Can the data below be set down again exactly, line for line?

───── GIVEN DATA ─────

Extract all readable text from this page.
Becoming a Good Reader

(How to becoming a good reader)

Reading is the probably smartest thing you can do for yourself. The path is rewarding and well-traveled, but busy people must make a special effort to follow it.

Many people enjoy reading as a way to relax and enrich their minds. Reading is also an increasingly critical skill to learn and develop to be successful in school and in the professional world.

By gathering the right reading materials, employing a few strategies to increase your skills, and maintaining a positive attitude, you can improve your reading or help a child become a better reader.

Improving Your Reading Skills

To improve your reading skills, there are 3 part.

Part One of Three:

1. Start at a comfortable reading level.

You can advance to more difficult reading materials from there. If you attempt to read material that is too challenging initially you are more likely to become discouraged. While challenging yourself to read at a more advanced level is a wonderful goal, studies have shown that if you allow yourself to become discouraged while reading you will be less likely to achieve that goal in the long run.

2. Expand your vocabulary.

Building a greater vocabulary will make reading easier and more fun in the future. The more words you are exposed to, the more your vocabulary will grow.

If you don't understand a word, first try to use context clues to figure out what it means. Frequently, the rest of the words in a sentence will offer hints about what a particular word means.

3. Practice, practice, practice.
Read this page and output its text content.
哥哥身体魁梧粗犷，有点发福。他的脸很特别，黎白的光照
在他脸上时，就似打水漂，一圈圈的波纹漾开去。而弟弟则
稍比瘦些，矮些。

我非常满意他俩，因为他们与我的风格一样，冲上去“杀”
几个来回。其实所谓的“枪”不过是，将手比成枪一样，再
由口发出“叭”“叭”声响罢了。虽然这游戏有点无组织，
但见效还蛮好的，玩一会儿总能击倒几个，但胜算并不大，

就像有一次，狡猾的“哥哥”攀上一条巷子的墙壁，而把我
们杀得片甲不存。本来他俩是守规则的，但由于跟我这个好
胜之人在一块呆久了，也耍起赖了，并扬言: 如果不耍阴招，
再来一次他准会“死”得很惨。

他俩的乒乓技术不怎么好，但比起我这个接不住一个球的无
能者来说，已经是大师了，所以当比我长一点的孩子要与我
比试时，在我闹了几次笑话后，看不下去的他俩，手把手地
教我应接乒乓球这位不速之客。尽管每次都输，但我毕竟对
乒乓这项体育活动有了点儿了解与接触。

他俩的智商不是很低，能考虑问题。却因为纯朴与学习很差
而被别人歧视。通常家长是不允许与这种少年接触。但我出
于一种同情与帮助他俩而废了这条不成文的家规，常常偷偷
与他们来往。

─────

» RESULT BELOW:
Extract all readable text from this page.
Becoming a Good Reader

(How to becoming a good reader)

Reading is the probably smartest thing you can do for yourself. The path is rewarding and well-traveled, but busy people must make a special effort to follow it.

Many people enjoy reading as a way to relax and enrich their minds. Reading is also an increasingly critical skill to learn and develop to be successful in school and in the professional world.

By gathering the right reading materials, employing a few strategies to increase your skills, and maintaining a positive attitude, you can improve your reading or help a child become a better reader.

Improving Your Reading Skills

To improve your reading skills, there are 3 part.

Part One of Three:

1. Start at a comfortable reading level.

You can advance to more difficult reading materials from there. If you attempt to read material that is too challenging initially you are more likely to become discouraged. While challenging yourself to read at a more advanced level is a wonderful goal, studies have shown that if you allow yourself to become discouraged while reading you will be less likely to achieve that goal in the long run.

2. Expand your vocabulary.

Building a greater vocabulary will make reading easier and more fun in the future. The more words you are exposed to, the more your vocabulary will grow.

If you don't understand a word, first try to use context clues to figure out what it means. Frequently, the rest of the words in a sentence will offer hints about what a particular word means.

3. Practice, practice, practice.
Read this page and output its text content.
哥哥身体魁梧粗犷，有点发福。他的脸很特别，黎白的光照
在他脸上时，就似打水漂，一圈圈的波纹漾开去。而弟弟则
稍比瘦些，矮些。

我非常满意他俩，因为他们与我的风格一样，冲上去“杀”
几个来回。其实所谓的“枪”不过是，将手比成枪一样，再
由口发出“叭”“叭”声响罢了。虽然这游戏有点无组织，
但见效还蛮好的，玩一会儿总能击倒几个，但胜算并不大，

就像有一次，狡猾的“哥哥”攀上一条巷子的墙壁，而把我
们杀得片甲不存。本来他俩是守规则的，但由于跟我这个好
胜之人在一块呆久了，也耍起赖了，并扬言: 如果不耍阴招，
再来一次他准会“死”得很惨。

他俩的乒乓技术不怎么好，但比起我这个接不住一个球的无
能者来说，已经是大师了，所以当比我长一点的孩子要与我
比试时，在我闹了几次笑话后，看不下去的他俩，手把手地
教我应接乒乓球这位不速之客。尽管每次都输，但我毕竟对
乒乓这项体育活动有了点儿了解与接触。

他俩的智商不是很低，能考虑问题。却因为纯朴与学习很差
而被别人歧视。通常家长是不允许与这种少年接触。但我出
于一种同情与帮助他俩而废了这条不成文的家规，常常偷偷
与他们来往。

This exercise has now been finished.